=== Exercise description ===
Repeat every record below exactly as it appears.

---------- Given entries ----------

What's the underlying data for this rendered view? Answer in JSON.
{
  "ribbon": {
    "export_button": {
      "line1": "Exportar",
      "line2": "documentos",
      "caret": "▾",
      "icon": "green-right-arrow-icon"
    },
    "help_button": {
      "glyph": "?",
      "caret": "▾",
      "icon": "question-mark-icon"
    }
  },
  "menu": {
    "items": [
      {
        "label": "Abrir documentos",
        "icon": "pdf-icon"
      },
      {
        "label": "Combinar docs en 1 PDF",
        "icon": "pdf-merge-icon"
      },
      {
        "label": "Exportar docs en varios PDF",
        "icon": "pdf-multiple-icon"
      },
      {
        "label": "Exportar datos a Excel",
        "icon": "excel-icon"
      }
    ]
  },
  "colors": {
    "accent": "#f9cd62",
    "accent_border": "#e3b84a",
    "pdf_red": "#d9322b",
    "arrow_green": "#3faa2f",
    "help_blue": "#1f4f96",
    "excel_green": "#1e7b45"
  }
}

----------

=== Result of this exercise ===
What's the underlying data for this rendered view? Answer in JSON.
{
  "ribbon": {
    "export_button": {
      "line1": "Exportar",
      "line2": "documentos",
      "caret": "▾",
      "icon": "green-right-arrow-icon"
    },
    "help_button": {
      "glyph": "?",
      "caret": "▾",
      "icon": "question-mark-icon"
    }
  },
  "menu": {
    "items": [
      {
        "label": "Abrir documentos",
        "icon": "pdf-icon"
      },
      {
        "label": "Combinar docs en 1 PDF",
        "icon": "pdf-merge-icon"
      },
      {
        "label": "Exportar docs en varios PDF",
        "icon": "pdf-multiple-icon"
      },
      {
        "label": "Exportar datos a Excel",
        "icon": "excel-icon"
      }
    ]
  },
  "colors": {
    "accent": "#f9cd62",
    "accent_border": "#e3b84a",
    "pdf_red": "#d9322b",
    "arrow_green": "#3faa2f",
    "help_blue": "#1f4f96",
    "excel_green": "#1e7b45"
  }
}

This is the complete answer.